#### Data records ####

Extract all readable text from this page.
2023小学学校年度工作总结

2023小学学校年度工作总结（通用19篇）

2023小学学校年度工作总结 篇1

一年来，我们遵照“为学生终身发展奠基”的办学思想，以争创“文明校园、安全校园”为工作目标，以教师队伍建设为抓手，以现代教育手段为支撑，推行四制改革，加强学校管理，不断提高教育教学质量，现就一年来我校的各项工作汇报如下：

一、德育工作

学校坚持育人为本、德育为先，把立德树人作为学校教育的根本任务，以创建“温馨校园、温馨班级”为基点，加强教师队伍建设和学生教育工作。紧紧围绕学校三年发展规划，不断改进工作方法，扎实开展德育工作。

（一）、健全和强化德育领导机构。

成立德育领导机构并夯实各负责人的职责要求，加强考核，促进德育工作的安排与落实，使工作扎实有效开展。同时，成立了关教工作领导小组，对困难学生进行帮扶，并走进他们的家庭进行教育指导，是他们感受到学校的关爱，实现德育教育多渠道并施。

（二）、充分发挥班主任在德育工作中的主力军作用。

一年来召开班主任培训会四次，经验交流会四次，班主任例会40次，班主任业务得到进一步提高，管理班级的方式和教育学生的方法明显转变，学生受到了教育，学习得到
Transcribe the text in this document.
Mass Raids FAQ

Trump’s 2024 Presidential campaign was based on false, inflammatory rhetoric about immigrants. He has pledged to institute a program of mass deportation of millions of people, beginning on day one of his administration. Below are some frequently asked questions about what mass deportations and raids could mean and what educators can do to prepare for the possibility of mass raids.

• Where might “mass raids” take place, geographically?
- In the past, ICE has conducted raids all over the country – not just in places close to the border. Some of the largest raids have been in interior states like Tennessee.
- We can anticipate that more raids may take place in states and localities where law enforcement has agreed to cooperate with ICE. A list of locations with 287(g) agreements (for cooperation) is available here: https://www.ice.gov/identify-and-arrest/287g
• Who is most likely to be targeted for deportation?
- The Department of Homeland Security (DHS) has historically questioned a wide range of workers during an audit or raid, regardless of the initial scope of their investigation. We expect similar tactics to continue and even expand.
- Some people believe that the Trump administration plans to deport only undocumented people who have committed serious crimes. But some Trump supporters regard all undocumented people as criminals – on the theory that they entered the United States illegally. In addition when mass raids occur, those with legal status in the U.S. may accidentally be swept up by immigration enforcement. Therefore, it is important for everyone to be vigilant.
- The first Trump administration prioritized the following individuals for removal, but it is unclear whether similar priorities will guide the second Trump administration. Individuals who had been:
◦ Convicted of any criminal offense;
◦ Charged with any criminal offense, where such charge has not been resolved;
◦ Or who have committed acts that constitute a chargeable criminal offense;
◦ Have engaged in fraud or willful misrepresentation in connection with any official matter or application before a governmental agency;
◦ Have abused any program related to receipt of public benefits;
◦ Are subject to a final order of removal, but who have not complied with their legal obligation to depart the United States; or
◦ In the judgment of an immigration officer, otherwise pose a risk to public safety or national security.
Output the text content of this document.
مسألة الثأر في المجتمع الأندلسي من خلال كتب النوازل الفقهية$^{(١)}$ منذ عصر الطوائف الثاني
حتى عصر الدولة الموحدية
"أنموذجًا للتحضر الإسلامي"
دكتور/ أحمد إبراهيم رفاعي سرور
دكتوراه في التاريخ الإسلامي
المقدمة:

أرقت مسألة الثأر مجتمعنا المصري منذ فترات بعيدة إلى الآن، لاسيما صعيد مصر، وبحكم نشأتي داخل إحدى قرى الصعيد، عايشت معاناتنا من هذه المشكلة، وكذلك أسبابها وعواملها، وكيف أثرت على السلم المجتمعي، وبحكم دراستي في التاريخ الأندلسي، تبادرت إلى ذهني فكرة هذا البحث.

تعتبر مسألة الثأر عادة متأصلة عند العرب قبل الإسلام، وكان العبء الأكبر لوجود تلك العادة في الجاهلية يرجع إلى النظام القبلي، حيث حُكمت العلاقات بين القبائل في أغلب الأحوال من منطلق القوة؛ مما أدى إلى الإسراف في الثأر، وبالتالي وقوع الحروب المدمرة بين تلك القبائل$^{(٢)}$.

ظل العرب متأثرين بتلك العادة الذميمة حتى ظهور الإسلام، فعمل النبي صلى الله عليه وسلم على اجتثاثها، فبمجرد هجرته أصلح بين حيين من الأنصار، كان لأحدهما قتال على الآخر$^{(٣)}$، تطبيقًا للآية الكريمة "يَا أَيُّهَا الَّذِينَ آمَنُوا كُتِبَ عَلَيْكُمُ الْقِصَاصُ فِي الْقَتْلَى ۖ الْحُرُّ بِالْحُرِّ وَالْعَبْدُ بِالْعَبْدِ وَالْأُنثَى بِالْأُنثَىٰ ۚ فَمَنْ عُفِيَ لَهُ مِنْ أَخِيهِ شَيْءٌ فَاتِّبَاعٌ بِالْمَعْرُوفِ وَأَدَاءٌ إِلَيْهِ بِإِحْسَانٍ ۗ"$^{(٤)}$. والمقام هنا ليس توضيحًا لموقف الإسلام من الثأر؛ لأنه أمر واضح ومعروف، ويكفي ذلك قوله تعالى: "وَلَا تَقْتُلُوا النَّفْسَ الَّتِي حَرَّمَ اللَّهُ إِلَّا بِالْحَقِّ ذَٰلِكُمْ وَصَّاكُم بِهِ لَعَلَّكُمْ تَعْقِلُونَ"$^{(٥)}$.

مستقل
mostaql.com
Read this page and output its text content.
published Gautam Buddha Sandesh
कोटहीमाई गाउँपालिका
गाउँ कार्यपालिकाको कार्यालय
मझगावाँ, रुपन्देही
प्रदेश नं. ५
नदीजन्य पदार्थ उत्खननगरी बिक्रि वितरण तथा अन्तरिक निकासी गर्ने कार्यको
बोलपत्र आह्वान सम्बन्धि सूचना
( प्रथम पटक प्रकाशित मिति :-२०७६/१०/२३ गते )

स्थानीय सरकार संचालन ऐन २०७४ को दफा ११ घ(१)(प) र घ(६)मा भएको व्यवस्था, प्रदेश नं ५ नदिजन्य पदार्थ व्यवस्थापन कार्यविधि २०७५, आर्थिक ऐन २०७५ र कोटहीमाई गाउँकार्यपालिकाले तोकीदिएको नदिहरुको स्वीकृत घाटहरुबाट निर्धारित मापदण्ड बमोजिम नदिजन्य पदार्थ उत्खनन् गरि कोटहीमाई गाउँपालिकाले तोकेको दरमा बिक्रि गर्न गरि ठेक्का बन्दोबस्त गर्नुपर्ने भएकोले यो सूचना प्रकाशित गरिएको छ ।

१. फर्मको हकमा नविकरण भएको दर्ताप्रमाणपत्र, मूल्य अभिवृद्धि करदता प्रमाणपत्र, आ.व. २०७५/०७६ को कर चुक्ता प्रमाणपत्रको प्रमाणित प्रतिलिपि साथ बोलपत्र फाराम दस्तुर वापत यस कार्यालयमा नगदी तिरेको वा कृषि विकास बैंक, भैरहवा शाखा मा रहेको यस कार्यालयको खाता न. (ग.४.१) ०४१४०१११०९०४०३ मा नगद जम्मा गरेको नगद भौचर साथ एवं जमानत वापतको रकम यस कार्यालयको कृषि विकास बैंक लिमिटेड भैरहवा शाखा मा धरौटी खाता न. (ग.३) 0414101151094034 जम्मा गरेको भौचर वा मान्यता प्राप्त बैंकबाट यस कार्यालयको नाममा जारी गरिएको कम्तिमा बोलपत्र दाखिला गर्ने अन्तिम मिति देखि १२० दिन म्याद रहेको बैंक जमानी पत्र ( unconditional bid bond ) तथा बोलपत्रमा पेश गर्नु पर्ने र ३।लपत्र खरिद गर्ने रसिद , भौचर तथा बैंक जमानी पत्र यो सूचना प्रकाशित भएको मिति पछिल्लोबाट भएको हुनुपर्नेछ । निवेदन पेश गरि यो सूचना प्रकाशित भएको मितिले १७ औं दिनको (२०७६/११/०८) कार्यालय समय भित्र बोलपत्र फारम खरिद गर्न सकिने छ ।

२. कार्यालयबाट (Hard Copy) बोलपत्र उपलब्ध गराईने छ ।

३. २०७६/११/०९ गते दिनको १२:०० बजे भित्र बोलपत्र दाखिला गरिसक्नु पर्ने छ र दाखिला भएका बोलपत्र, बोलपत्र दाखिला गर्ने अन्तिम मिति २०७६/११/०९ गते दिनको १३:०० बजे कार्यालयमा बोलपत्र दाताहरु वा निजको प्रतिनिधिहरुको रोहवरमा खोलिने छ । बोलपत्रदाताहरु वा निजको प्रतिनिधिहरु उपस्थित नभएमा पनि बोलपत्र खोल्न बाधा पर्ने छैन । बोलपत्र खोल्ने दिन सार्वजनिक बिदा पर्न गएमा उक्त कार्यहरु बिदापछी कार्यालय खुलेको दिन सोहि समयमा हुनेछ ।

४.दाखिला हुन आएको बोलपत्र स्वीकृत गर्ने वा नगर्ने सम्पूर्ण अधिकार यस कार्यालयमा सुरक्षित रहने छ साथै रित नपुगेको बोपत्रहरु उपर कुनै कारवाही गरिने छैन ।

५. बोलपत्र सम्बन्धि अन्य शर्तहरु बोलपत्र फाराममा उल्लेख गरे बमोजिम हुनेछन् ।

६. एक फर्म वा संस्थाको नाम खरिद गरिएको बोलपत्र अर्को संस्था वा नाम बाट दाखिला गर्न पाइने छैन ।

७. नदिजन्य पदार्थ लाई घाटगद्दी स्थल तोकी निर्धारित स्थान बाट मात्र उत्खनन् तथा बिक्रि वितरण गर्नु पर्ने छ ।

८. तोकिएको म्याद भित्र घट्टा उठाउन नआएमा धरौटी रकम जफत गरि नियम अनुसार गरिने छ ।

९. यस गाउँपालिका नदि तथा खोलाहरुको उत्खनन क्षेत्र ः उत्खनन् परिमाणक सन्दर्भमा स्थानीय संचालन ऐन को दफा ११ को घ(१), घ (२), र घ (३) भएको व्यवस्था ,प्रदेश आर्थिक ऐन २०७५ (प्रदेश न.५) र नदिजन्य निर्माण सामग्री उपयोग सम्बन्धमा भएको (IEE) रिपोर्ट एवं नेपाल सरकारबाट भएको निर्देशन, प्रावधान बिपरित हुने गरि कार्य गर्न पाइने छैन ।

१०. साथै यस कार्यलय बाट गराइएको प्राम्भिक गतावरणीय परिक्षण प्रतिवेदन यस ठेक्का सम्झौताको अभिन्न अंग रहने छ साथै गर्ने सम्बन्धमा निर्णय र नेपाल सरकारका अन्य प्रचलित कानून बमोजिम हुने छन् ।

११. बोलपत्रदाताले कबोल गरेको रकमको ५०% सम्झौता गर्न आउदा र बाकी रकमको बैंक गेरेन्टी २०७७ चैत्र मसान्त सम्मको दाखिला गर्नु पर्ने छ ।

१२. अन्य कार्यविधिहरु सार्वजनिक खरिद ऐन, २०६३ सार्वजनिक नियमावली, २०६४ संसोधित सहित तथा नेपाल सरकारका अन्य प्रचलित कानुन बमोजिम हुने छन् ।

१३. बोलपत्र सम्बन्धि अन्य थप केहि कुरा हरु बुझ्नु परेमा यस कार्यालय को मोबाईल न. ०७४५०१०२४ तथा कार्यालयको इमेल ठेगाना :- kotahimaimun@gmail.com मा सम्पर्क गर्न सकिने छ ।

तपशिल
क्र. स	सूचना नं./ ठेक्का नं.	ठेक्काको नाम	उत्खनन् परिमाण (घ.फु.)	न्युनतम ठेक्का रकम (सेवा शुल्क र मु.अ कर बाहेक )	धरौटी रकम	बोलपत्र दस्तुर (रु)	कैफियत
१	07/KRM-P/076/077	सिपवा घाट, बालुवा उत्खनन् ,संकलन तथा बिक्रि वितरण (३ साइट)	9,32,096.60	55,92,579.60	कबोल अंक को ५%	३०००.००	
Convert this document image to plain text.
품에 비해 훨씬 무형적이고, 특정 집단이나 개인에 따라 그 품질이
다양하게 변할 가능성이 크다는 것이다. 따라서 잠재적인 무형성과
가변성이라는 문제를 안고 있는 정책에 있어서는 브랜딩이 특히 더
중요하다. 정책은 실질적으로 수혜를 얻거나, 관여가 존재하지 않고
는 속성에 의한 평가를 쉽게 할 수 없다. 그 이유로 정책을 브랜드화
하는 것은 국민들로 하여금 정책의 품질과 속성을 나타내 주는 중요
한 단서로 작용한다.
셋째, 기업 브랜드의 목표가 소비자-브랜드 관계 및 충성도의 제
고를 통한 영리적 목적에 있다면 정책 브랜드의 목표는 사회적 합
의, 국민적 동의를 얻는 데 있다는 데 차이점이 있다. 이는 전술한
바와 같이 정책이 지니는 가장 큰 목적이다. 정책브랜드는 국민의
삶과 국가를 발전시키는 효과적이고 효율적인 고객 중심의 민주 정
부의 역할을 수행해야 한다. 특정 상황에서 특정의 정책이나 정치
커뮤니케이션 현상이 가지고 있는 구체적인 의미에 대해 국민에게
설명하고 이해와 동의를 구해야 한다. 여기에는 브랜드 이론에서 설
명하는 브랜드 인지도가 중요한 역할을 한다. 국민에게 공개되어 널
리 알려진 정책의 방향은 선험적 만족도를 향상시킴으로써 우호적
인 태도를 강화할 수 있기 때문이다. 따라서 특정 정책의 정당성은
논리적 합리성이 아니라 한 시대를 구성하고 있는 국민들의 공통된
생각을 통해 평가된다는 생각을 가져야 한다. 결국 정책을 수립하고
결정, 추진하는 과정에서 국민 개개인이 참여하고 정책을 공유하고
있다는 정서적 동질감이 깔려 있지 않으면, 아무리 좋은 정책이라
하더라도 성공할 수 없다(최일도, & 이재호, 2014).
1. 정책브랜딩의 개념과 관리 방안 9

####

Do this
Copy exactly the lines of the listing above, beginning at the line with "Convert this document image to plain text." and ending at its final line; write out nothing else.

Finished task
Convert this document image to plain text.
품에 비해 훨씬 무형적이고, 특정 집단이나 개인에 따라 그 품질이
다양하게 변할 가능성이 크다는 것이다. 따라서 잠재적인 무형성과
가변성이라는 문제를 안고 있는 정책에 있어서는 브랜딩이 특히 더
중요하다. 정책은 실질적으로 수혜를 얻거나, 관여가 존재하지 않고
는 속성에 의한 평가를 쉽게 할 수 없다. 그 이유로 정책을 브랜드화
하는 것은 국민들로 하여금 정책의 품질과 속성을 나타내 주는 중요
한 단서로 작용한다.
셋째, 기업 브랜드의 목표가 소비자-브랜드 관계 및 충성도의 제
고를 통한 영리적 목적에 있다면 정책 브랜드의 목표는 사회적 합
의, 국민적 동의를 얻는 데 있다는 데 차이점이 있다. 이는 전술한
바와 같이 정책이 지니는 가장 큰 목적이다. 정책브랜드는 국민의
삶과 국가를 발전시키는 효과적이고 효율적인 고객 중심의 민주 정
부의 역할을 수행해야 한다. 특정 상황에서 특정의 정책이나 정치
커뮤니케이션 현상이 가지고 있는 구체적인 의미에 대해 국민에게
설명하고 이해와 동의를 구해야 한다. 여기에는 브랜드 이론에서 설
명하는 브랜드 인지도가 중요한 역할을 한다. 국민에게 공개되어 널
리 알려진 정책의 방향은 선험적 만족도를 향상시킴으로써 우호적
인 태도를 강화할 수 있기 때문이다. 따라서 특정 정책의 정당성은
논리적 합리성이 아니라 한 시대를 구성하고 있는 국민들의 공통된
생각을 통해 평가된다는 생각을 가져야 한다. 결국 정책을 수립하고
결정, 추진하는 과정에서 국민 개개인이 참여하고 정책을 공유하고
있다는 정서적 동질감이 깔려 있지 않으면, 아무리 좋은 정책이라
하더라도 성공할 수 없다(최일도, & 이재호, 2014).
1. 정책브랜딩의 개념과 관리 방안 9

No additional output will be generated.